**AIM**. Read the data and repeat it in full, exactly.

======== INPUT ROWS ========

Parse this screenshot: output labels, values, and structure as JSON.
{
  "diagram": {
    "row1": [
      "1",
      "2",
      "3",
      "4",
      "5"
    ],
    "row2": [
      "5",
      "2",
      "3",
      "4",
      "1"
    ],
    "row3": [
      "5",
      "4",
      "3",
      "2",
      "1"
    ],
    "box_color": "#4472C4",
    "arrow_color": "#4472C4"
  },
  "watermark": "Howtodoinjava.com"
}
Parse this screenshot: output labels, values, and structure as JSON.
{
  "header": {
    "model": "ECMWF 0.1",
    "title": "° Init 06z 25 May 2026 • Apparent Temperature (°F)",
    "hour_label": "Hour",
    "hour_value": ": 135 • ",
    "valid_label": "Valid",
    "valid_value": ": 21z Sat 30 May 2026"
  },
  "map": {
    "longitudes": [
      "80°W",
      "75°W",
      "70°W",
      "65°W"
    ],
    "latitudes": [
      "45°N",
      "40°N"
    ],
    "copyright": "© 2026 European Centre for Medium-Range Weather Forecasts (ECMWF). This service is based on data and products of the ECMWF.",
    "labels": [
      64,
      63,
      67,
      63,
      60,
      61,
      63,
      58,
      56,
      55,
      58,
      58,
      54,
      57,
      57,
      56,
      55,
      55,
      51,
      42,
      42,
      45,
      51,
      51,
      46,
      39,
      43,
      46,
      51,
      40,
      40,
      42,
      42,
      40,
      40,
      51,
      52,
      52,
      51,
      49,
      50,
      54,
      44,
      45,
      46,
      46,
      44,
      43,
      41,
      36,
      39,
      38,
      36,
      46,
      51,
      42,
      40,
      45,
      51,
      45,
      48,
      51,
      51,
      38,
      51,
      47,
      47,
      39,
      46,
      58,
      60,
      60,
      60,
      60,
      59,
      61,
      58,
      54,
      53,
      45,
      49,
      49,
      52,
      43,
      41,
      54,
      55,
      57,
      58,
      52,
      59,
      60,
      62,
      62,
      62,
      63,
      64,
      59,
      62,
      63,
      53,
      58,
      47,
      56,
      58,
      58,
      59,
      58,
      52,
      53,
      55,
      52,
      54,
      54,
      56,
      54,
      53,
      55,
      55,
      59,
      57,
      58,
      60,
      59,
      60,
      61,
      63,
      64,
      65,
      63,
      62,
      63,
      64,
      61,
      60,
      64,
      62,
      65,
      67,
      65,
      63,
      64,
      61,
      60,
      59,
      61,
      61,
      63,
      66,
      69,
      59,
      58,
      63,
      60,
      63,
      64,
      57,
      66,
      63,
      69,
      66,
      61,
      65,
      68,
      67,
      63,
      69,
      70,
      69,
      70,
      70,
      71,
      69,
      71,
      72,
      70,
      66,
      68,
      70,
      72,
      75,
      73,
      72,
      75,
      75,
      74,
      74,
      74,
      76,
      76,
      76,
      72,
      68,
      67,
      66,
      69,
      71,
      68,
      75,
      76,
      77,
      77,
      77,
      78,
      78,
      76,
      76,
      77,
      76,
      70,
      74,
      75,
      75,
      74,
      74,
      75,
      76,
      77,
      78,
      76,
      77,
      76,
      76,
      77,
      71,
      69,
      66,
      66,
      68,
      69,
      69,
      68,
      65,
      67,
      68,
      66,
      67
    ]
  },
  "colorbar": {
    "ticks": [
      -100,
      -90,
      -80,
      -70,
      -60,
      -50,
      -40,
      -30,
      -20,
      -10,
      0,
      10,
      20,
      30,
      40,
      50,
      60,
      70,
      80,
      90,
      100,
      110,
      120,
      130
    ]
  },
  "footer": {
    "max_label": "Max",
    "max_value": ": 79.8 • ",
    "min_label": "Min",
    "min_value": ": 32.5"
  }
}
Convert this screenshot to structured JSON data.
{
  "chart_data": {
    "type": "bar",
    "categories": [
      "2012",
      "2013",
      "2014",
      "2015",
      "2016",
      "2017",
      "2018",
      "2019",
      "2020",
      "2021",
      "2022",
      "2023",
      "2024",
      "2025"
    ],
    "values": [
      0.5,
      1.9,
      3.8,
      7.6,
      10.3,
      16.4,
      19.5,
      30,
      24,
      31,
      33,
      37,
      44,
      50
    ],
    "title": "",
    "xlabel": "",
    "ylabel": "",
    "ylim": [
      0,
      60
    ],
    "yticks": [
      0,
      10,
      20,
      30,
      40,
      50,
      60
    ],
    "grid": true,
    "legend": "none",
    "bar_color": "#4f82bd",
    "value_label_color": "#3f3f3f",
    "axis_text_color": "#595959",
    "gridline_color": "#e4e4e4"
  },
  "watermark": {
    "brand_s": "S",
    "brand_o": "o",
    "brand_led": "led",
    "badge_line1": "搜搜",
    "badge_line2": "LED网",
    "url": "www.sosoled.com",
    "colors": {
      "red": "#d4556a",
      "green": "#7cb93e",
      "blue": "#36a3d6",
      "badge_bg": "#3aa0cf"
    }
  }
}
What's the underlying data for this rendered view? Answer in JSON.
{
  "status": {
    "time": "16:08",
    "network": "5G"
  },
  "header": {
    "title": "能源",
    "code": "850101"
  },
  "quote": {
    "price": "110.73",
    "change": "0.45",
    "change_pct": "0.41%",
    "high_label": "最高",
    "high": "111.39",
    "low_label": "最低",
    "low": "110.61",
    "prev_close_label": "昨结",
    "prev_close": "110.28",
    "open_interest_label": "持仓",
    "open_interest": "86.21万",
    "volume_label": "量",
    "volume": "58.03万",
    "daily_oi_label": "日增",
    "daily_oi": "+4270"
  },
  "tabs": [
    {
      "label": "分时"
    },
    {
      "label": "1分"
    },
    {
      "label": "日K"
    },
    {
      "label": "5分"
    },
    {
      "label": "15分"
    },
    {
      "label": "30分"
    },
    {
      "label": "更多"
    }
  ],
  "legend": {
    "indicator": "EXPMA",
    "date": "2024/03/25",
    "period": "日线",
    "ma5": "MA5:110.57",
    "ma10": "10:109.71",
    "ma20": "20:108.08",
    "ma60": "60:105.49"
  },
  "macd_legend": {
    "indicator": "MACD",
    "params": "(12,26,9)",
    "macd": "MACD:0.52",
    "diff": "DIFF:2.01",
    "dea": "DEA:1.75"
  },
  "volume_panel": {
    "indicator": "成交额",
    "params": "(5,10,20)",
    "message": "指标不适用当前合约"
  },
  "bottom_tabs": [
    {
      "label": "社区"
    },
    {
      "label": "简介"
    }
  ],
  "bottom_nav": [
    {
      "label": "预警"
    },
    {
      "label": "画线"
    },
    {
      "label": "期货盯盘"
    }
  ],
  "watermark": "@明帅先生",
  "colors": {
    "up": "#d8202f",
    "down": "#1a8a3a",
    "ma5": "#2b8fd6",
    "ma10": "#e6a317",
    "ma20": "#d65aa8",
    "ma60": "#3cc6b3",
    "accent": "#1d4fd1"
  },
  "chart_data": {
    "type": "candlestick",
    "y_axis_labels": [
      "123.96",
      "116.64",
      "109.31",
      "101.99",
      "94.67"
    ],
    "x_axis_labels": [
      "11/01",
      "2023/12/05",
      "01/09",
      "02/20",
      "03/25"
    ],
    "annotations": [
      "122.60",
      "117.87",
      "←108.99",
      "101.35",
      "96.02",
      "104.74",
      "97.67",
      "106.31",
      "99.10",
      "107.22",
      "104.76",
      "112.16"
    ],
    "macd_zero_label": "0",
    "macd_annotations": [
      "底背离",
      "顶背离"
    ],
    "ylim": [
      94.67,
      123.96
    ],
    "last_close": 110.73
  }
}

========

**FINISHED TASK**.
Parse this screenshot: output labels, values, and structure as JSON.
{
  "diagram": {
    "row1": [
      "1",
      "2",
      "3",
      "4",
      "5"
    ],
    "row2": [
      "5",
      "2",
      "3",
      "4",
      "1"
    ],
    "row3": [
      "5",
      "4",
      "3",
      "2",
      "1"
    ],
    "box_color": "#4472C4",
    "arrow_color": "#4472C4"
  },
  "watermark": "Howtodoinjava.com"
}
Parse this screenshot: output labels, values, and structure as JSON.
{
  "header": {
    "model": "ECMWF 0.1",
    "title": "° Init 06z 25 May 2026 • Apparent Temperature (°F)",
    "hour_label": "Hour",
    "hour_value": ": 135 • ",
    "valid_label": "Valid",
    "valid_value": ": 21z Sat 30 May 2026"
  },
  "map": {
    "longitudes": [
      "80°W",
      "75°W",
      "70°W",
      "65°W"
    ],
    "latitudes": [
      "45°N",
      "40°N"
    ],
    "copyright": "© 2026 European Centre for Medium-Range Weather Forecasts (ECMWF). This service is based on data and products of the ECMWF.",
    "labels": [
      64,
      63,
      67,
      63,
      60,
      61,
      63,
      58,
      56,
      55,
      58,
      58,
      54,
      57,
      57,
      56,
      55,
      55,
      51,
      42,
      42,
      45,
      51,
      51,
      46,
      39,
      43,
      46,
      51,
      40,
      40,
      42,
      42,
      40,
      40,
      51,
      52,
      52,
      51,
      49,
      50,
      54,
      44,
      45,
      46,
      46,
      44,
      43,
      41,
      36,
      39,
      38,
      36,
      46,
      51,
      42,
      40,
      45,
      51,
      45,
      48,
      51,
      51,
      38,
      51,
      47,
      47,
      39,
      46,
      58,
      60,
      60,
      60,
      60,
      59,
      61,
      58,
      54,
      53,
      45,
      49,
      49,
      52,
      43,
      41,
      54,
      55,
      57,
      58,
      52,
      59,
      60,
      62,
      62,
      62,
      63,
      64,
      59,
      62,
      63,
      53,
      58,
      47,
      56,
      58,
      58,
      59,
      58,
      52,
      53,
      55,
      52,
      54,
      54,
      56,
      54,
      53,
      55,
      55,
      59,
      57,
      58,
      60,
      59,
      60,
      61,
      63,
      64,
      65,
      63,
      62,
      63,
      64,
      61,
      60,
      64,
      62,
      65,
      67,
      65,
      63,
      64,
      61,
      60,
      59,
      61,
      61,
      63,
      66,
      69,
      59,
      58,
      63,
      60,
      63,
      64,
      57,
      66,
      63,
      69,
      66,
      61,
      65,
      68,
      67,
      63,
      69,
      70,
      69,
      70,
      70,
      71,
      69,
      71,
      72,
      70,
      66,
      68,
      70,
      72,
      75,
      73,
      72,
      75,
      75,
      74,
      74,
      74,
      76,
      76,
      76,
      72,
      68,
      67,
      66,
      69,
      71,
      68,
      75,
      76,
      77,
      77,
      77,
      78,
      78,
      76,
      76,
      77,
      76,
      70,
      74,
      75,
      75,
      74,
      74,
      75,
      76,
      77,
      78,
      76,
      77,
      76,
      76,
      77,
      71,
      69,
      66,
      66,
      68,
      69,
      69,
      68,
      65,
      67,
      68,
      66,
      67
    ]
  },
  "colorbar": {
    "ticks": [
      -100,
      -90,
      -80,
      -70,
      -60,
      -50,
      -40,
      -30,
      -20,
      -10,
      0,
      10,
      20,
      30,
      40,
      50,
      60,
      70,
      80,
      90,
      100,
      110,
      120,
      130
    ]
  },
  "footer": {
    "max_label": "Max",
    "max_value": ": 79.8 • ",
    "min_label": "Min",
    "min_value": ": 32.5"
  }
}
Convert this screenshot to structured JSON data.
{
  "chart_data": {
    "type": "bar",
    "categories": [
      "2012",
      "2013",
      "2014",
      "2015",
      "2016",
      "2017",
      "2018",
      "2019",
      "2020",
      "2021",
      "2022",
      "2023",
      "2024",
      "2025"
    ],
    "values": [
      0.5,
      1.9,
      3.8,
      7.6,
      10.3,
      16.4,
      19.5,
      30,
      24,
      31,
      33,
      37,
      44,
      50
    ],
    "title": "",
    "xlabel": "",
    "ylabel": "",
    "ylim": [
      0,
      60
    ],
    "yticks": [
      0,
      10,
      20,
      30,
      40,
      50,
      60
    ],
    "grid": true,
    "legend": "none",
    "bar_color": "#4f82bd",
    "value_label_color": "#3f3f3f",
    "axis_text_color": "#595959",
    "gridline_color": "#e4e4e4"
  },
  "watermark": {
    "brand_s": "S",
    "brand_o": "o",
    "brand_led": "led",
    "badge_line1": "搜搜",
    "badge_line2": "LED网",
    "url": "www.sosoled.com",
    "colors": {
      "red": "#d4556a",
      "green": "#7cb93e",
      "blue": "#36a3d6",
      "badge_bg": "#3aa0cf"
    }
  }
}
What's the underlying data for this rendered view? Answer in JSON.
{
  "status": {
    "time": "16:08",
    "network": "5G"
  },
  "header": {
    "title": "能源",
    "code": "850101"
  },
  "quote": {
    "price": "110.73",
    "change": "0.45",
    "change_pct": "0.41%",
    "high_label": "最高",
    "high": "111.39",
    "low_label": "最低",
    "low": "110.61",
    "prev_close_label": "昨结",
    "prev_close": "110.28",
    "open_interest_label": "持仓",
    "open_interest": "86.21万",
    "volume_label": "量",
    "volume": "58.03万",
    "daily_oi_label": "日增",
    "daily_oi": "+4270"
  },
  "tabs": [
    {
      "label": "分时"
    },
    {
      "label": "1分"
    },
    {
      "label": "日K"
    },
    {
      "label": "5分"
    },
    {
      "label": "15分"
    },
    {
      "label": "30分"
    },
    {
      "label": "更多"
    }
  ],
  "legend": {
    "indicator": "EXPMA",
    "date": "2024/03/25",
    "period": "日线",
    "ma5": "MA5:110.57",
    "ma10": "10:109.71",
    "ma20": "20:108.08",
    "ma60": "60:105.49"
  },
  "macd_legend": {
    "indicator": "MACD",
    "params": "(12,26,9)",
    "macd": "MACD:0.52",
    "diff": "DIFF:2.01",
    "dea": "DEA:1.75"
  },
  "volume_panel": {
    "indicator": "成交额",
    "params": "(5,10,20)",
    "message": "指标不适用当前合约"
  },
  "bottom_tabs": [
    {
      "label": "社区"
    },
    {
      "label": "简介"
    }
  ],
  "bottom_nav": [
    {
      "label": "预警"
    },
    {
      "label": "画线"
    },
    {
      "label": "期货盯盘"
    }
  ],
  "watermark": "@明帅先生",
  "colors": {
    "up": "#d8202f",
    "down": "#1a8a3a",
    "ma5": "#2b8fd6",
    "ma10": "#e6a317",
    "ma20": "#d65aa8",
    "ma60": "#3cc6b3",
    "accent": "#1d4fd1"
  },
  "chart_data": {
    "type": "candlestick",
    "y_axis_labels": [
      "123.96",
      "116.64",
      "109.31",
      "101.99",
      "94.67"
    ],
    "x_axis_labels": [
      "11/01",
      "2023/12/05",
      "01/09",
      "02/20",
      "03/25"
    ],
    "annotations": [
      "122.60",
      "117.87",
      "←108.99",
      "101.35",
      "96.02",
      "104.74",
      "97.67",
      "106.31",
      "99.10",
      "107.22",
      "104.76",
      "112.16"
    ],
    "macd_zero_label": "0",
    "macd_annotations": [
      "底背离",
      "顶背离"
    ],
    "ylim": [
      94.67,
      123.96
    ],
    "last_close": 110.73
  }
}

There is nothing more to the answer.